--- DATASET ROWS ---
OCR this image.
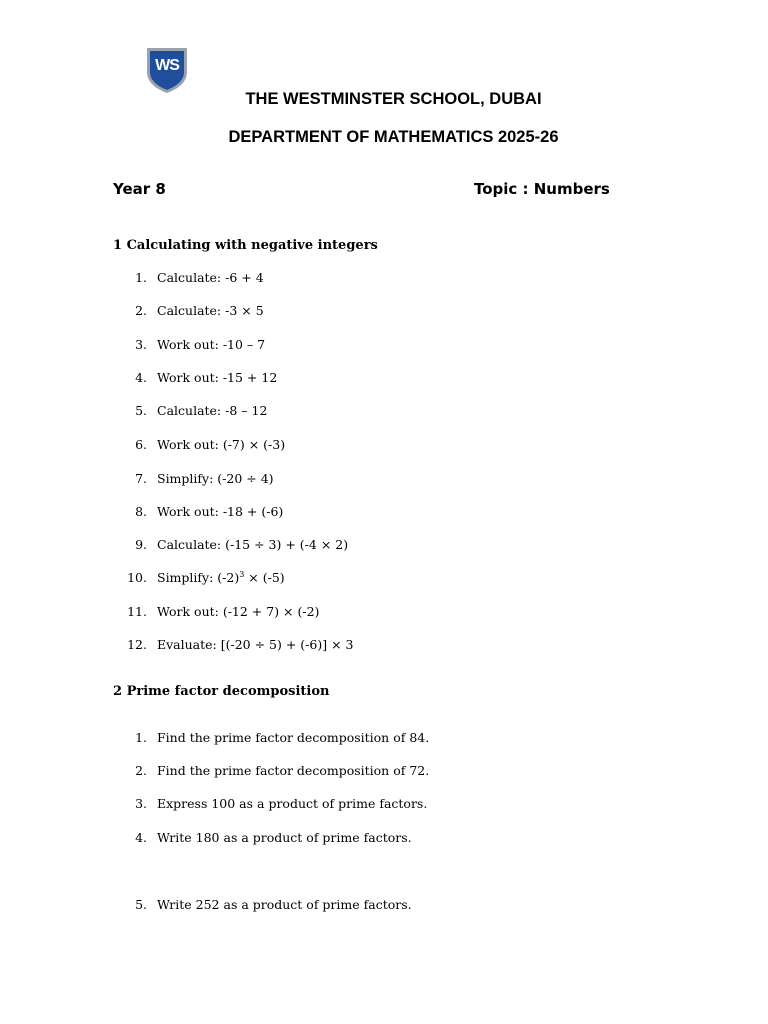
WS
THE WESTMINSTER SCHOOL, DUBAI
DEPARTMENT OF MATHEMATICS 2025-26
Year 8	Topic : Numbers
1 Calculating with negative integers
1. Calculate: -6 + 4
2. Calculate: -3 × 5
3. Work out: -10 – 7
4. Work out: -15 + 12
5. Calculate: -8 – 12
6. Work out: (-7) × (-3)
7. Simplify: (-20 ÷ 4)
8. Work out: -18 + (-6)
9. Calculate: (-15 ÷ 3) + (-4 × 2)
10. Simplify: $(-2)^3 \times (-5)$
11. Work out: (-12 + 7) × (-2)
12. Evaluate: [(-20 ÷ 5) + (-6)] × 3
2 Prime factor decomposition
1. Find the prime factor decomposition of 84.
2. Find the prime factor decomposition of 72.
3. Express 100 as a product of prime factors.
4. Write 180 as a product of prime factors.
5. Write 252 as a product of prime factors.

...

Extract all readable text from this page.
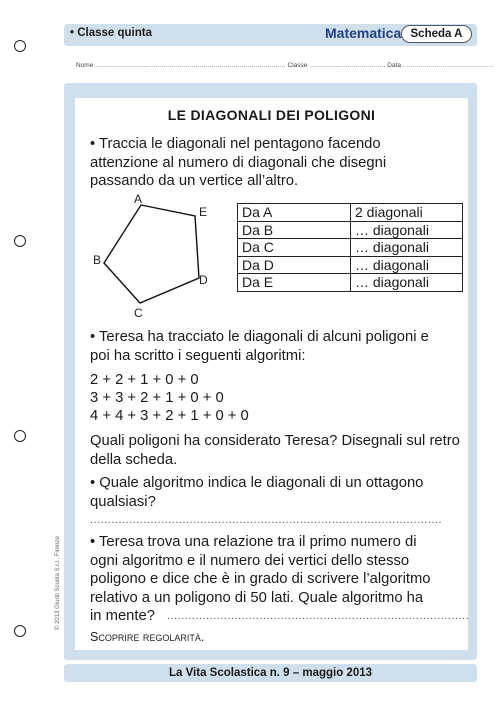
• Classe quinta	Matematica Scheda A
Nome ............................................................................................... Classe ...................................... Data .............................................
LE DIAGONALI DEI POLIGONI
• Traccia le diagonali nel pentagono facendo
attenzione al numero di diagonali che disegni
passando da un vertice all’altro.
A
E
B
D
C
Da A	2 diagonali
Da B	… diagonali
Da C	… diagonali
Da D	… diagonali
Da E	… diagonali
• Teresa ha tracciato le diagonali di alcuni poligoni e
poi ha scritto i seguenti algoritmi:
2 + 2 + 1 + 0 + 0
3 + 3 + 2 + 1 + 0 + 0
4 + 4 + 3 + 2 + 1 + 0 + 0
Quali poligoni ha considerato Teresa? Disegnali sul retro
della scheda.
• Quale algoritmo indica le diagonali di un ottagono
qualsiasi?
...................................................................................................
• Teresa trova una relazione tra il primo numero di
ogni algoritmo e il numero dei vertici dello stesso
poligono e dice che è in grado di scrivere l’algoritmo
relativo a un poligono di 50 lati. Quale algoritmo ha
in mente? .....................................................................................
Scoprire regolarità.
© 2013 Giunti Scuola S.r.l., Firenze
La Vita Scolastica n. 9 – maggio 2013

==

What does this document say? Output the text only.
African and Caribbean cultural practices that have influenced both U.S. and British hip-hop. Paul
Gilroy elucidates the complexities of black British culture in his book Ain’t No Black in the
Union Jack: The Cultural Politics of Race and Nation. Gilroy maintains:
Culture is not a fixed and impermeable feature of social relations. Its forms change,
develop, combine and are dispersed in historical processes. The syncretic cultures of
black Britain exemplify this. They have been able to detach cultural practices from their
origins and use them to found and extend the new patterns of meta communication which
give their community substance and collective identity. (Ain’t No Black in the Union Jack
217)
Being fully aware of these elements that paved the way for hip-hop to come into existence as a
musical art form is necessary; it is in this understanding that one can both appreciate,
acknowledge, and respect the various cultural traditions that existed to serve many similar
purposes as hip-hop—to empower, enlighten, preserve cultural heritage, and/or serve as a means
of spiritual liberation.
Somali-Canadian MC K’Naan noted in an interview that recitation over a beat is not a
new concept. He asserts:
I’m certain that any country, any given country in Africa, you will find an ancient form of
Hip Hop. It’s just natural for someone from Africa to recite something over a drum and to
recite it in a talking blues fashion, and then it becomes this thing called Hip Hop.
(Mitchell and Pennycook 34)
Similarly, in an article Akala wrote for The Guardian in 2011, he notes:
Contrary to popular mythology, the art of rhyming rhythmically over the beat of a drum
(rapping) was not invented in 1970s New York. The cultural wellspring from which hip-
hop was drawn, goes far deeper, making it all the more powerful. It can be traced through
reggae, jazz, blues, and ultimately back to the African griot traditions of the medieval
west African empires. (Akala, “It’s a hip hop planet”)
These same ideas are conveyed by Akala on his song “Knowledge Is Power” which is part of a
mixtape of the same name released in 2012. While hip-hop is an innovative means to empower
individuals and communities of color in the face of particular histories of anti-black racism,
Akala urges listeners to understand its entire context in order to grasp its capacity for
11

--- GOAL ---
Only a number is wanted: how many lines contain the word "their"?

--- EXERCISE ANSWER ---
2